(Dataset items)
________________
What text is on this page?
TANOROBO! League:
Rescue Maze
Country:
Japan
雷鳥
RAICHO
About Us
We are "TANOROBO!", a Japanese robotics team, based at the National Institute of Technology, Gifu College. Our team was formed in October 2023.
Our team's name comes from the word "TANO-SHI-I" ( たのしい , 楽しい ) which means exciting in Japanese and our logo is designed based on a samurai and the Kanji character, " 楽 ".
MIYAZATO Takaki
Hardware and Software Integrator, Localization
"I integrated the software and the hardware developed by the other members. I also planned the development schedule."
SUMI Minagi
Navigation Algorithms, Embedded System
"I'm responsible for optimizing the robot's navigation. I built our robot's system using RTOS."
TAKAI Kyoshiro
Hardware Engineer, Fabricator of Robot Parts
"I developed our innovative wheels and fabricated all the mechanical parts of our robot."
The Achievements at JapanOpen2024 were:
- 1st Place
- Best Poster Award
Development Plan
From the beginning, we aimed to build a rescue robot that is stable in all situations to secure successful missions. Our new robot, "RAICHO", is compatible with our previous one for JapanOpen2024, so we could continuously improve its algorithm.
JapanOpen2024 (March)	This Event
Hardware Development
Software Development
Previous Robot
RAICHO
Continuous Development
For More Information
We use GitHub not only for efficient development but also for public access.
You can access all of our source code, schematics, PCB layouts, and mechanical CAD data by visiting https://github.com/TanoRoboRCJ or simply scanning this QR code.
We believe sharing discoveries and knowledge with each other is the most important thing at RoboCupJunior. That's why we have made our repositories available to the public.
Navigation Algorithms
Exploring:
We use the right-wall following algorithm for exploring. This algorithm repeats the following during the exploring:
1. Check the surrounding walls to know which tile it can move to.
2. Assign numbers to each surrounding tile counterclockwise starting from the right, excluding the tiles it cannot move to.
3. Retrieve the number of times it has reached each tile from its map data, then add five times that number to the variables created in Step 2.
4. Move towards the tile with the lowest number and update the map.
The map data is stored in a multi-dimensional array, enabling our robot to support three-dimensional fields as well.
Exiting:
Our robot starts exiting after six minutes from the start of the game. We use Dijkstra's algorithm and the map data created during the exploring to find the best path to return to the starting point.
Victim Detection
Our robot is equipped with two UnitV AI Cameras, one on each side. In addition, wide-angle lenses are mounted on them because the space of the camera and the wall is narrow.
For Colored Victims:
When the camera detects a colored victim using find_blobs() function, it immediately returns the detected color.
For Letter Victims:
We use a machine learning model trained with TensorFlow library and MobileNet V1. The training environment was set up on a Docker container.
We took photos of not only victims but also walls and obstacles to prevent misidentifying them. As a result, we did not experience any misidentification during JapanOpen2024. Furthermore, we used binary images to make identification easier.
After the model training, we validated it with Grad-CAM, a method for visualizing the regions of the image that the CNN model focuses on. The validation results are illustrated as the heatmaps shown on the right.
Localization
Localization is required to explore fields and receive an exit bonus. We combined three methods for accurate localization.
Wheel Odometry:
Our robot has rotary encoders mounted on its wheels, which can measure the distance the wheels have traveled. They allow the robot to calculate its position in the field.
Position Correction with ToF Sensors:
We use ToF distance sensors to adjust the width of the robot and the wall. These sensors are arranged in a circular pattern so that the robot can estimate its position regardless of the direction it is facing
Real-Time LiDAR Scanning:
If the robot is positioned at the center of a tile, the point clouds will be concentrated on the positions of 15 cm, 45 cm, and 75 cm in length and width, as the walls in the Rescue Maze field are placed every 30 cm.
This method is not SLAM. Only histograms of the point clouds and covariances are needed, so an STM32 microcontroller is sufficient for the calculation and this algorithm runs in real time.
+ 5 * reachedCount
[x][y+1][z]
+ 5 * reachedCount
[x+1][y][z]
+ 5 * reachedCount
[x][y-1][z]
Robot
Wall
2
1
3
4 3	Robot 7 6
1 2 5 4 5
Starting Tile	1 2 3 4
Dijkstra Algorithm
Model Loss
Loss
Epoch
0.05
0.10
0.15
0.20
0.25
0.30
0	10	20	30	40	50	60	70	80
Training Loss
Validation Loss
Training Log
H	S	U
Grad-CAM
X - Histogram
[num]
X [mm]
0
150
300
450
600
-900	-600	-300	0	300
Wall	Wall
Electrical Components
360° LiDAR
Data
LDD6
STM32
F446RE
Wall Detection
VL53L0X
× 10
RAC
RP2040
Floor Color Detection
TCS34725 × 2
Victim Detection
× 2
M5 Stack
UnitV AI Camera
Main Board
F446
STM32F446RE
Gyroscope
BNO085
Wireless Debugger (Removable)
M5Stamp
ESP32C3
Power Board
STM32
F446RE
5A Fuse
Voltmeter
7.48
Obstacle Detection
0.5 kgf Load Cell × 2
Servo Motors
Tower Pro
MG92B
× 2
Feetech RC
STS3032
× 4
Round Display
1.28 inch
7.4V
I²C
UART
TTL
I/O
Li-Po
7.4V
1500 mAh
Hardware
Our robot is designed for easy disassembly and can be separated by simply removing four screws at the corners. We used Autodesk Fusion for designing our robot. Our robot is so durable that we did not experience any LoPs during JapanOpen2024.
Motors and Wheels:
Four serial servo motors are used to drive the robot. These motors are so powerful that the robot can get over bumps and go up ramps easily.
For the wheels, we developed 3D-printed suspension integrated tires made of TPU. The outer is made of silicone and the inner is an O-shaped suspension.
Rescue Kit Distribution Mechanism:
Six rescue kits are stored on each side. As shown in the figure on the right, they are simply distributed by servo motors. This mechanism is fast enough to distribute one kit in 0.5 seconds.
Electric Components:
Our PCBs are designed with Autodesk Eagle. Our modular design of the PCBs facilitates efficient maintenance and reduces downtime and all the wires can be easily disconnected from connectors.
________________
**EXERCISE TASK**
Reproduce the material in full, with no word added or dropped.

**RESPONSE FOR THIS EXERCISE**
What text is on this page?
TANOROBO! League:
Rescue Maze
Country:
Japan
雷鳥
RAICHO
About Us
We are "TANOROBO!", a Japanese robotics team, based at the National Institute of Technology, Gifu College. Our team was formed in October 2023.
Our team's name comes from the word "TANO-SHI-I" ( たのしい , 楽しい ) which means exciting in Japanese and our logo is designed based on a samurai and the Kanji character, " 楽 ".
MIYAZATO Takaki
Hardware and Software Integrator, Localization
"I integrated the software and the hardware developed by the other members. I also planned the development schedule."
SUMI Minagi
Navigation Algorithms, Embedded System
"I'm responsible for optimizing the robot's navigation. I built our robot's system using RTOS."
TAKAI Kyoshiro
Hardware Engineer, Fabricator of Robot Parts
"I developed our innovative wheels and fabricated all the mechanical parts of our robot."
The Achievements at JapanOpen2024 were:
- 1st Place
- Best Poster Award
Development Plan
From the beginning, we aimed to build a rescue robot that is stable in all situations to secure successful missions. Our new robot, "RAICHO", is compatible with our previous one for JapanOpen2024, so we could continuously improve its algorithm.
JapanOpen2024 (March)	This Event
Hardware Development
Software Development
Previous Robot
RAICHO
Continuous Development
For More Information
We use GitHub not only for efficient development but also for public access.
You can access all of our source code, schematics, PCB layouts, and mechanical CAD data by visiting https://github.com/TanoRoboRCJ or simply scanning this QR code.
We believe sharing discoveries and knowledge with each other is the most important thing at RoboCupJunior. That's why we have made our repositories available to the public.
Navigation Algorithms
Exploring:
We use the right-wall following algorithm for exploring. This algorithm repeats the following during the exploring:
1. Check the surrounding walls to know which tile it can move to.
2. Assign numbers to each surrounding tile counterclockwise starting from the right, excluding the tiles it cannot move to.
3. Retrieve the number of times it has reached each tile from its map data, then add five times that number to the variables created in Step 2.
4. Move towards the tile with the lowest number and update the map.
The map data is stored in a multi-dimensional array, enabling our robot to support three-dimensional fields as well.
Exiting:
Our robot starts exiting after six minutes from the start of the game. We use Dijkstra's algorithm and the map data created during the exploring to find the best path to return to the starting point.
Victim Detection
Our robot is equipped with two UnitV AI Cameras, one on each side. In addition, wide-angle lenses are mounted on them because the space of the camera and the wall is narrow.
For Colored Victims:
When the camera detects a colored victim using find_blobs() function, it immediately returns the detected color.
For Letter Victims:
We use a machine learning model trained with TensorFlow library and MobileNet V1. The training environment was set up on a Docker container.
We took photos of not only victims but also walls and obstacles to prevent misidentifying them. As a result, we did not experience any misidentification during JapanOpen2024. Furthermore, we used binary images to make identification easier.
After the model training, we validated it with Grad-CAM, a method for visualizing the regions of the image that the CNN model focuses on. The validation results are illustrated as the heatmaps shown on the right.
Localization
Localization is required to explore fields and receive an exit bonus. We combined three methods for accurate localization.
Wheel Odometry:
Our robot has rotary encoders mounted on its wheels, which can measure the distance the wheels have traveled. They allow the robot to calculate its position in the field.
Position Correction with ToF Sensors:
We use ToF distance sensors to adjust the width of the robot and the wall. These sensors are arranged in a circular pattern so that the robot can estimate its position regardless of the direction it is facing
Real-Time LiDAR Scanning:
If the robot is positioned at the center of a tile, the point clouds will be concentrated on the positions of 15 cm, 45 cm, and 75 cm in length and width, as the walls in the Rescue Maze field are placed every 30 cm.
This method is not SLAM. Only histograms of the point clouds and covariances are needed, so an STM32 microcontroller is sufficient for the calculation and this algorithm runs in real time.
+ 5 * reachedCount
[x][y+1][z]
+ 5 * reachedCount
[x+1][y][z]
+ 5 * reachedCount
[x][y-1][z]
Robot
Wall
2
1
3
4 3	Robot 7 6
1 2 5 4 5
Starting Tile	1 2 3 4
Dijkstra Algorithm
Model Loss
Loss
Epoch
0.05
0.10
0.15
0.20
0.25
0.30
0	10	20	30	40	50	60	70	80
Training Loss
Validation Loss
Training Log
H	S	U
Grad-CAM
X - Histogram
[num]
X [mm]
0
150
300
450
600
-900	-600	-300	0	300
Wall	Wall
Electrical Components
360° LiDAR
Data
LDD6
STM32
F446RE
Wall Detection
VL53L0X
× 10
RAC
RP2040
Floor Color Detection
TCS34725 × 2
Victim Detection
× 2
M5 Stack
UnitV AI Camera
Main Board
F446
STM32F446RE
Gyroscope
BNO085
Wireless Debugger (Removable)
M5Stamp
ESP32C3
Power Board
STM32
F446RE
5A Fuse
Voltmeter
7.48
Obstacle Detection
0.5 kgf Load Cell × 2
Servo Motors
Tower Pro
MG92B
× 2
Feetech RC
STS3032
× 4
Round Display
1.28 inch
7.4V
I²C
UART
TTL
I/O
Li-Po
7.4V
1500 mAh
Hardware
Our robot is designed for easy disassembly and can be separated by simply removing four screws at the corners. We used Autodesk Fusion for designing our robot. Our robot is so durable that we did not experience any LoPs during JapanOpen2024.
Motors and Wheels:
Four serial servo motors are used to drive the robot. These motors are so powerful that the robot can get over bumps and go up ramps easily.
For the wheels, we developed 3D-printed suspension integrated tires made of TPU. The outer is made of silicone and the inner is an O-shaped suspension.
Rescue Kit Distribution Mechanism:
Six rescue kits are stored on each side. As shown in the figure on the right, they are simply distributed by servo motors. This mechanism is fast enough to distribute one kit in 0.5 seconds.
Electric Components:
Our PCBs are designed with Autodesk Eagle. Our modular design of the PCBs facilitates efficient maintenance and reduces downtime and all the wires can be easily disconnected from connectors.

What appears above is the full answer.